El interés general no es entidad metafísica que los sacerdotes populistas puedan interpretar desde el fundamentalismo. Alcanzar entendimientos requiere de destreza en la negociación e inteligencia emocional para leer a los otros y capacidad para leerse a sí mismo, identificando los obstáculos internos que podrían distorsionar la percepción de la objetividad, exige también que el político esté claro de la importancia de la cohesión social.

La democracia no es igualdad idílica, es fricción entre los ciudadanos en uso de sus libertades, sin asociaciones, sin partidos, no se rectifican las desigualdades. La intermediación de una prensa libre del acoso político es también una ruta para corregir las asimetrías.

Las instituciones de la democracia -reglas y normas- división de poderes, sufragio libre, garantías constitucionales, libertad de expresión y de asociación, son instrumentos de la orfebrería democrática, sin ellos el desorden, la democracia de la calle o la aclamación en la plaza de la Revolución sustituyen al demos en beneficio de los autócratas.

El pueblo no es una entidad homogénea ni puede encarnarse en herética religión política de una sola persona. Decir yo soy el pueblo y el pueblo soy yo, revela un profundo narcisismo y es un sacrilegio contra el credo democrático. El heresiarca Hugo Chávez se atrevió a decir: ¡Yo soy un pueblo, yo me siento encarnado en ustedes!. Si se es la encarnación del pueblo, cualquiera que se oponga al autócrata está contra el pueblo.

Yo el Supremo se transforma en el guía máximo de sus seguidores quienes olvidan sus derechos, abandonan su condición de ciudadanos y se entregan de manera incondicional al Caudillo, falso faro de un pueblo pasivo.

Los nuevos populistas rinden culto al Soberano, olvidando que este es un concepto para significar la soberanía del pueblo. El soberano no es un actor sino que representa la diversidad de los ciudadanos, unidos por el concepto de la igualdad política, no hay supremos sino ciudadanos iguales en derechos.

El demos es diverso y atravesado por tensiones y contradicciones, la división binaria entre los escuálidos de Hugo Chávez y el pueblo verdadero, entre ricos y pobres, entre corruptos y puros, entre nacionales auténticos y extranjeros, no es más que manipulación para hacer creer que un falso profeta vendrá a resolver armónicamente los agravios de todos .

La democracia es gobierno de las mayorías con respeto de los derechos de las minorías. Las libertades individuales y los derechos humanos no pueden ser negociados por ningún dictador, real o potencial, quien dibujará escenarios apocalípticos para brincarse la institucionalidad, disfrazado de vidente e intérprete de la voluntad popular.

* PROBLEMA PLANTEADO A: Reproduce las líneas del listado desde el principio hasta la línea con "nav-pricing[interactable]: Pricing (934, 32, 986, 52)", incluida esta. Sustituye "LaslesVPN" por "SecureNet" y deja todo lo demás igual.
El texto y el listado provienen de fuentes distintas.

[Entradas de regiones etiquetadas]

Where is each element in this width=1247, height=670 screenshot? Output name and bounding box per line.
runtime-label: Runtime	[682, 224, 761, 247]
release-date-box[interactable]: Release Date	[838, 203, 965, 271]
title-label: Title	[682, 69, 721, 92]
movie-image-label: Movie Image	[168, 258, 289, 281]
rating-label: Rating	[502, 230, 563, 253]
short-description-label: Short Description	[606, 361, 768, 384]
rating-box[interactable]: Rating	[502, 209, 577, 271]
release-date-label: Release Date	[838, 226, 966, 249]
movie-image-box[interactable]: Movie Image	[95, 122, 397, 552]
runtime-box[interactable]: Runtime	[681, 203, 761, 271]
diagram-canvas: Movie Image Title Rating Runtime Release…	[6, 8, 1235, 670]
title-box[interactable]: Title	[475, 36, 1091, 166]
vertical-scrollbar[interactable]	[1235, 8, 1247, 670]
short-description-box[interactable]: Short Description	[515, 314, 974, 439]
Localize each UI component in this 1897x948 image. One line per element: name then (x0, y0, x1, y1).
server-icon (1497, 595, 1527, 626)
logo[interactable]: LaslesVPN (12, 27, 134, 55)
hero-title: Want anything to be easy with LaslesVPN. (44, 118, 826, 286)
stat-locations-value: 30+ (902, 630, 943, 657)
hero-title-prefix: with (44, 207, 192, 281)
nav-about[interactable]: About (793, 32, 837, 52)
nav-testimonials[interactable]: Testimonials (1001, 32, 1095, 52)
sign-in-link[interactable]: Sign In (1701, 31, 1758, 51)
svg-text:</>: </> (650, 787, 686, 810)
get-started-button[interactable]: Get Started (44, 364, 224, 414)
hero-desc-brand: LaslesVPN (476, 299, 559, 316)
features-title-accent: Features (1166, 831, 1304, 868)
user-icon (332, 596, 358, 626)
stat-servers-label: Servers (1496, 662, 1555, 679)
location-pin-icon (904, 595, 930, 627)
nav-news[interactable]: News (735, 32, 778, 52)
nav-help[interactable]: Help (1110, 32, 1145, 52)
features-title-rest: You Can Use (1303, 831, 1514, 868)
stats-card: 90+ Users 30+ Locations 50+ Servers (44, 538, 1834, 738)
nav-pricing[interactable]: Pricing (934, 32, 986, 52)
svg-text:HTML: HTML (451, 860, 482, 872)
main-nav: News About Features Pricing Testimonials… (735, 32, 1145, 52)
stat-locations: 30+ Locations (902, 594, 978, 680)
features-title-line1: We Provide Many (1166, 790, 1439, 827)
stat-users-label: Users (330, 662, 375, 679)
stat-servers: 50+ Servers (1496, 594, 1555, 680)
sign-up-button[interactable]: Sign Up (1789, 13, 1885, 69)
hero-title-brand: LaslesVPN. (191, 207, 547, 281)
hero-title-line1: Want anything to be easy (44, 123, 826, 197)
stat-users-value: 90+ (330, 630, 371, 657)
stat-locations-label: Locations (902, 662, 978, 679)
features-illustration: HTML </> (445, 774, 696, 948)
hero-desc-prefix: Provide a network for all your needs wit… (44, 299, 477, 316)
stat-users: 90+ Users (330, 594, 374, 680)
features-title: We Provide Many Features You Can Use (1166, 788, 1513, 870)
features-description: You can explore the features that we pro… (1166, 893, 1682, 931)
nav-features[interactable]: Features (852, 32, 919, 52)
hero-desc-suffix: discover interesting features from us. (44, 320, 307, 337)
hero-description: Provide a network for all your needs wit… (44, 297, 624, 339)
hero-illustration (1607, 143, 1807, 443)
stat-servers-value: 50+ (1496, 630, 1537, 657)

* PROBLEMA PLANTEADO B: Transcribe del texto sobre la democracia el pasaje que va desde "Yo el Supremo" hasta "un pueblo pasivo.", ambos incluidos.

* RESULTADO DEL EJERCICIO A:
Where is each element in this width=1247, height=670 screenshot? Output name and bounding box per line.
runtime-label: Runtime	[682, 224, 761, 247]
release-date-box[interactable]: Release Date	[838, 203, 965, 271]
title-label: Title	[682, 69, 721, 92]
movie-image-label: Movie Image	[168, 258, 289, 281]
rating-label: Rating	[502, 230, 563, 253]
short-description-label: Short Description	[606, 361, 768, 384]
rating-box[interactable]: Rating	[502, 209, 577, 271]
release-date-label: Release Date	[838, 226, 966, 249]
movie-image-box[interactable]: Movie Image	[95, 122, 397, 552]
runtime-box[interactable]: Runtime	[681, 203, 761, 271]
diagram-canvas: Movie Image Title Rating Runtime Release…	[6, 8, 1235, 670]
title-box[interactable]: Title	[475, 36, 1091, 166]
vertical-scrollbar[interactable]	[1235, 8, 1247, 670]
short-description-box[interactable]: Short Description	[515, 314, 974, 439]
Localize each UI component in this 1897x948 image. One line per element: name then (x0, y0, x1, y1).
server-icon (1497, 595, 1527, 626)
logo[interactable]: SecureNet (12, 27, 134, 55)
hero-title: Want anything to be easy with SecureNet. (44, 118, 826, 286)
stat-locations-value: 30+ (902, 630, 943, 657)
hero-title-prefix: with (44, 207, 192, 281)
nav-about[interactable]: About (793, 32, 837, 52)
nav-testimonials[interactable]: Testimonials (1001, 32, 1095, 52)
sign-in-link[interactable]: Sign In (1701, 31, 1758, 51)
svg-text:</>: </> (650, 787, 686, 810)
get-started-button[interactable]: Get Started (44, 364, 224, 414)
hero-desc-brand: SecureNet (476, 299, 559, 316)
features-title-accent: Features (1166, 831, 1304, 868)
user-icon (332, 596, 358, 626)
stat-servers-label: Servers (1496, 662, 1555, 679)
location-pin-icon (904, 595, 930, 627)
nav-news[interactable]: News (735, 32, 778, 52)
nav-help[interactable]: Help (1110, 32, 1145, 52)
features-title-rest: You Can Use (1303, 831, 1514, 868)
stats-card: 90+ Users 30+ Locations 50+ Servers (44, 538, 1834, 738)
nav-pricing[interactable]: Pricing (934, 32, 986, 52)

* RESULTADO DEL EJERCICIO B:
Yo el Supremo se transforma en el guía máximo de sus seguidores quienes olvidan sus derechos, abandonan su condición de ciudadanos y se entregan de manera incondicional al Caudillo, falso faro de un pueblo pasivo.